-- start Information supplied --

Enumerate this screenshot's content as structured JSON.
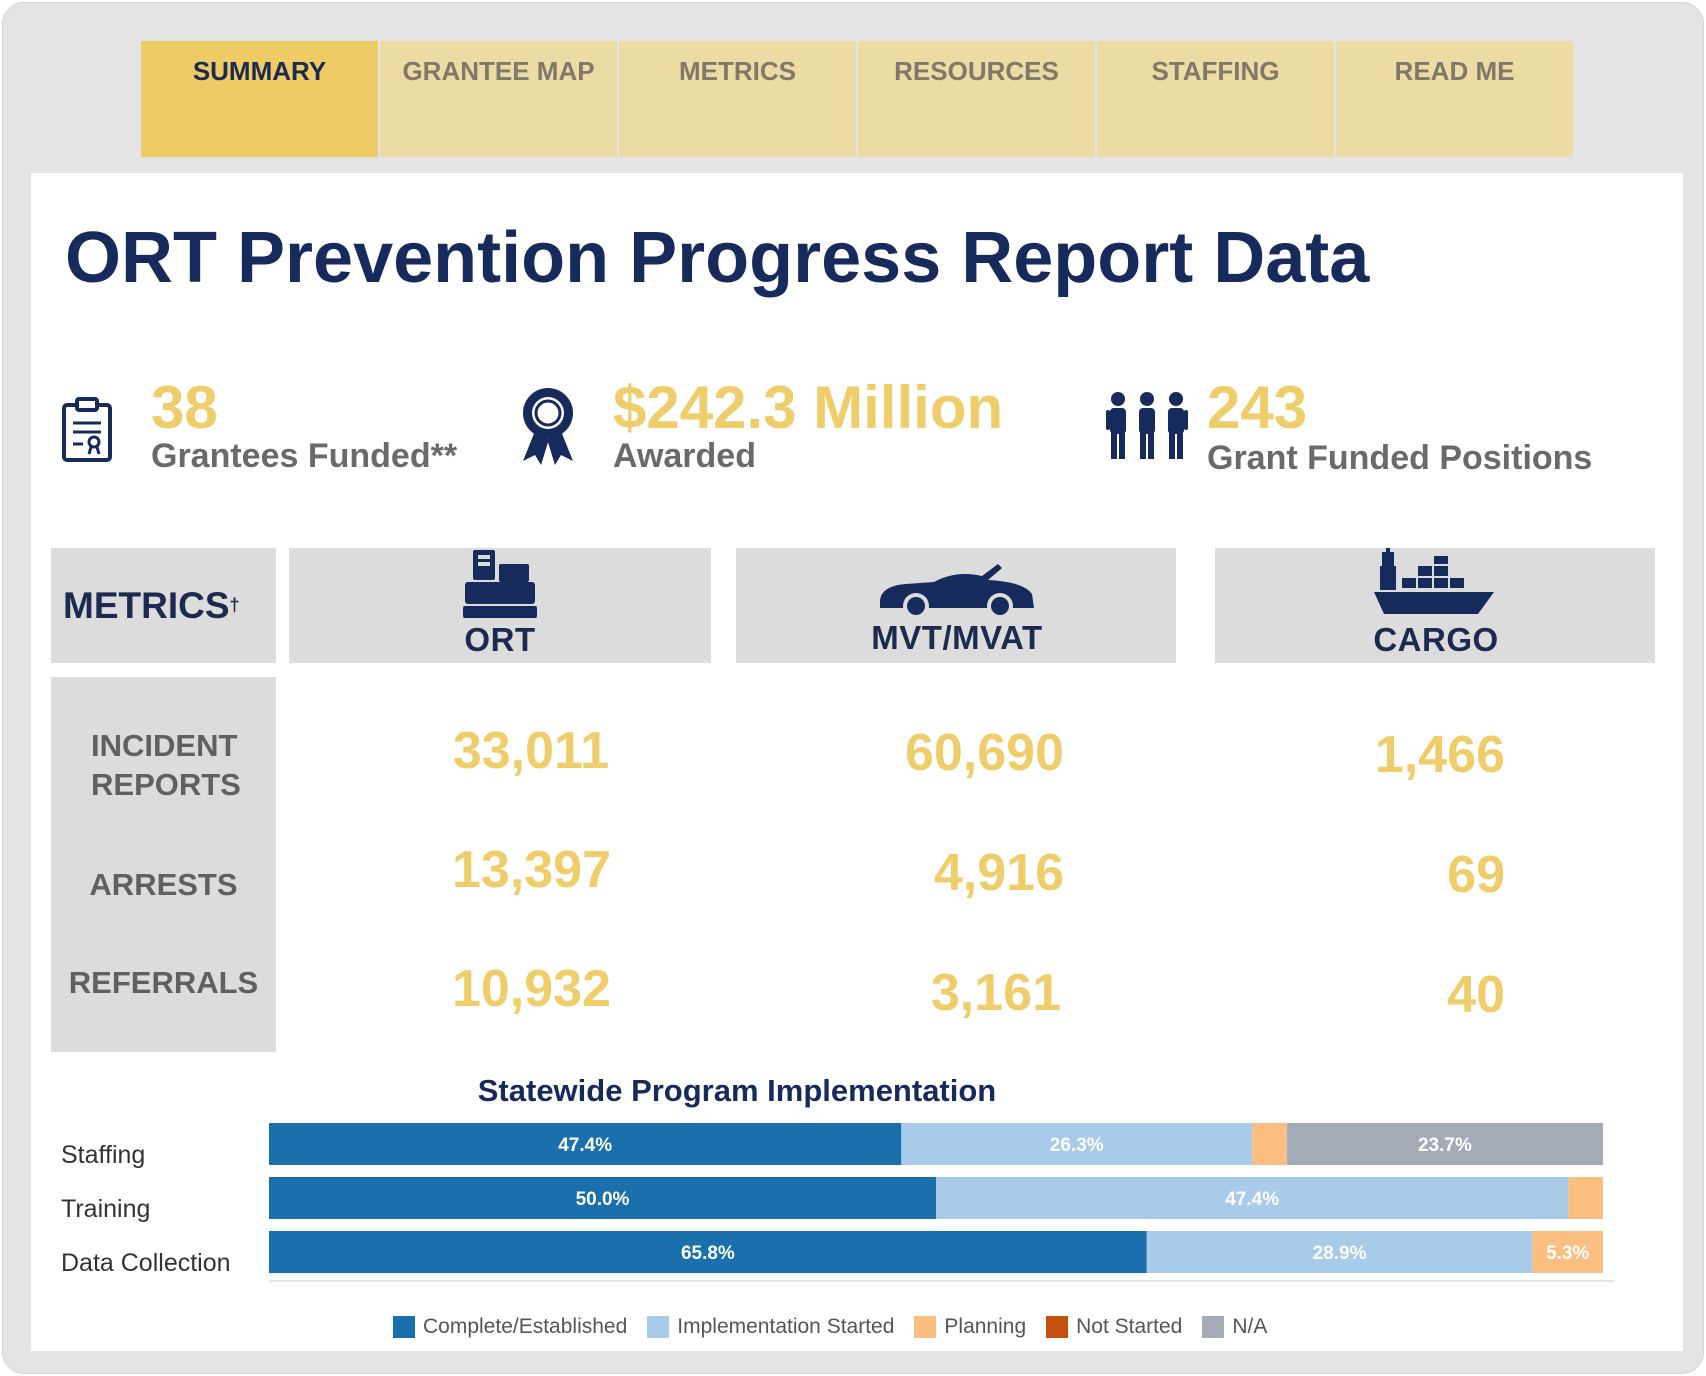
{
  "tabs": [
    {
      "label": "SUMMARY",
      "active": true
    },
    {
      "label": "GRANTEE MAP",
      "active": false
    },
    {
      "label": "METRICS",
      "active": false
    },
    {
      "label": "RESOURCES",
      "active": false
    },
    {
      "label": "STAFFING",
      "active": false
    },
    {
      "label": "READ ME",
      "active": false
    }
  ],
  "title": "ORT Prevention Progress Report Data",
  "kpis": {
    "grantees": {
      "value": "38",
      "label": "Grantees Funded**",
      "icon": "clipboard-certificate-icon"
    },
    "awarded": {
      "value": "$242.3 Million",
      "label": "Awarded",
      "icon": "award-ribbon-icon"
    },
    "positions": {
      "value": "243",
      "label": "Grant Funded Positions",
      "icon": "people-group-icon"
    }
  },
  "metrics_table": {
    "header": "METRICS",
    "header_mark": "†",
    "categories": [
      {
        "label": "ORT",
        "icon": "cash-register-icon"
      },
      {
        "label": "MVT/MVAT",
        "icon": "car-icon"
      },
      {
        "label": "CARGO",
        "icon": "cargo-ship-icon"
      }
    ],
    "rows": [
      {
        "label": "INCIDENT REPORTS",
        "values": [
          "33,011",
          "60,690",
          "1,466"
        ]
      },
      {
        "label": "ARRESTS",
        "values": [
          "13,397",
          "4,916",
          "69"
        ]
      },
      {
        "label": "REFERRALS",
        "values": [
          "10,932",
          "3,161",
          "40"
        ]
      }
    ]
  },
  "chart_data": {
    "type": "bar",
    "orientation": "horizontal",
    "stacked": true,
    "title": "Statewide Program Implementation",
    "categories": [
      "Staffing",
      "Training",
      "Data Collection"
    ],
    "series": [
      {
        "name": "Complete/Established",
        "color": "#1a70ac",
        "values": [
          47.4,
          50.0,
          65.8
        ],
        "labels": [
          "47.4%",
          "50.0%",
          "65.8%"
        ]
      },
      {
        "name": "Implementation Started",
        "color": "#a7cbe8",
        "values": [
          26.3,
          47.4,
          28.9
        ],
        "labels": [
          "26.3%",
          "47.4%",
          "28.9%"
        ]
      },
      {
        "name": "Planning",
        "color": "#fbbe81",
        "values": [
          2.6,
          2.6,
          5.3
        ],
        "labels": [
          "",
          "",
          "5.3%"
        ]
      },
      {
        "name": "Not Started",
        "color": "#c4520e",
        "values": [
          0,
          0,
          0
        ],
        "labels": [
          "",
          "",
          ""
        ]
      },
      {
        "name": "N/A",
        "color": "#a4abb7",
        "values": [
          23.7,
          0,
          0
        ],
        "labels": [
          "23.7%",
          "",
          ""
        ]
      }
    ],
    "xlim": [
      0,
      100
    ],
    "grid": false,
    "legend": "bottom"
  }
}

-- end Information supplied --
-- start Information supplied --

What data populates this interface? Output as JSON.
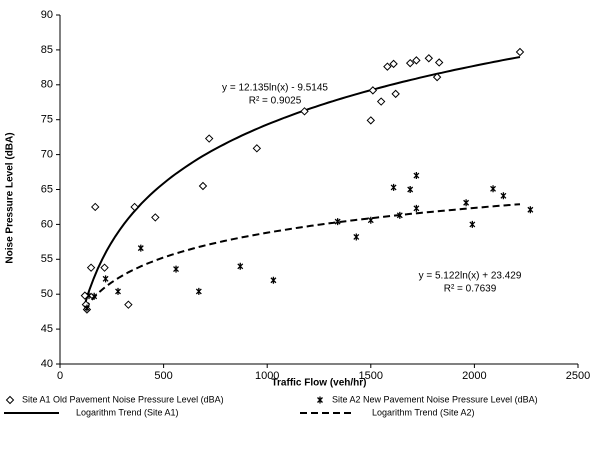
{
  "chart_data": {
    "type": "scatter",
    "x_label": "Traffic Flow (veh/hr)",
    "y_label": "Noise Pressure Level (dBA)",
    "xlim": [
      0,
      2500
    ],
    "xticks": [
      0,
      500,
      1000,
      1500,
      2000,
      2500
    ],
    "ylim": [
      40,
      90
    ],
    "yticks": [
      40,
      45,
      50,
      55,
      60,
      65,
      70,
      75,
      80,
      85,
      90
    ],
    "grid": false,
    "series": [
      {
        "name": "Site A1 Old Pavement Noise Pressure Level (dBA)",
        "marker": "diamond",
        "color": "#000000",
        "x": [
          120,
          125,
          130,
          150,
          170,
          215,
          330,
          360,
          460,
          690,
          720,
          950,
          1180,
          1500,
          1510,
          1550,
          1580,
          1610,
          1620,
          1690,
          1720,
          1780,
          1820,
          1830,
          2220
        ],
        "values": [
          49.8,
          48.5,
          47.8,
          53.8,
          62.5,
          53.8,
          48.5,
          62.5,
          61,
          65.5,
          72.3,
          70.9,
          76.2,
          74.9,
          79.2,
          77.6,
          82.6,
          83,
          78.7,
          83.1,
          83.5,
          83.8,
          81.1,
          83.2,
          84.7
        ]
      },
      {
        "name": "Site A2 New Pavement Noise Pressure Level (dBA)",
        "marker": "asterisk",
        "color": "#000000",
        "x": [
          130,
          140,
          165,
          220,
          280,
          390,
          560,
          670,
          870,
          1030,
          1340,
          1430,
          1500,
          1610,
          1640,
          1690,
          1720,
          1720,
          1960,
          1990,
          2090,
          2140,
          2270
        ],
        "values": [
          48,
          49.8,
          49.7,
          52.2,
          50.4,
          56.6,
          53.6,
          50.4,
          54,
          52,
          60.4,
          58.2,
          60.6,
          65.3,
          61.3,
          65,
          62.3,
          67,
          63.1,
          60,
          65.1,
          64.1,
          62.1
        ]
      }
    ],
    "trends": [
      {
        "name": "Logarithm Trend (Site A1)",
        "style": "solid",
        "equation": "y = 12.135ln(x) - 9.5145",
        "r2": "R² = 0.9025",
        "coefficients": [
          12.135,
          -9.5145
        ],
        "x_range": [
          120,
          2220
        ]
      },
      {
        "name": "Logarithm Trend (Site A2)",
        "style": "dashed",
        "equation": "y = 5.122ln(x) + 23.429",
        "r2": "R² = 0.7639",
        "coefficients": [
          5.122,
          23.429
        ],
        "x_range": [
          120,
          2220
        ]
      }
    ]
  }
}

-- end Information supplied --

→ Your instructions: Copy every line of the entries above in which "Noise" occurs.

→ Correct response:
    "y_label": "Noise Pressure Level (dBA)",
        "name": "Site A1 Old Pavement Noise Pressure Level (dBA)",
        "name": "Site A2 New Pavement Noise Pressure Level (dBA)",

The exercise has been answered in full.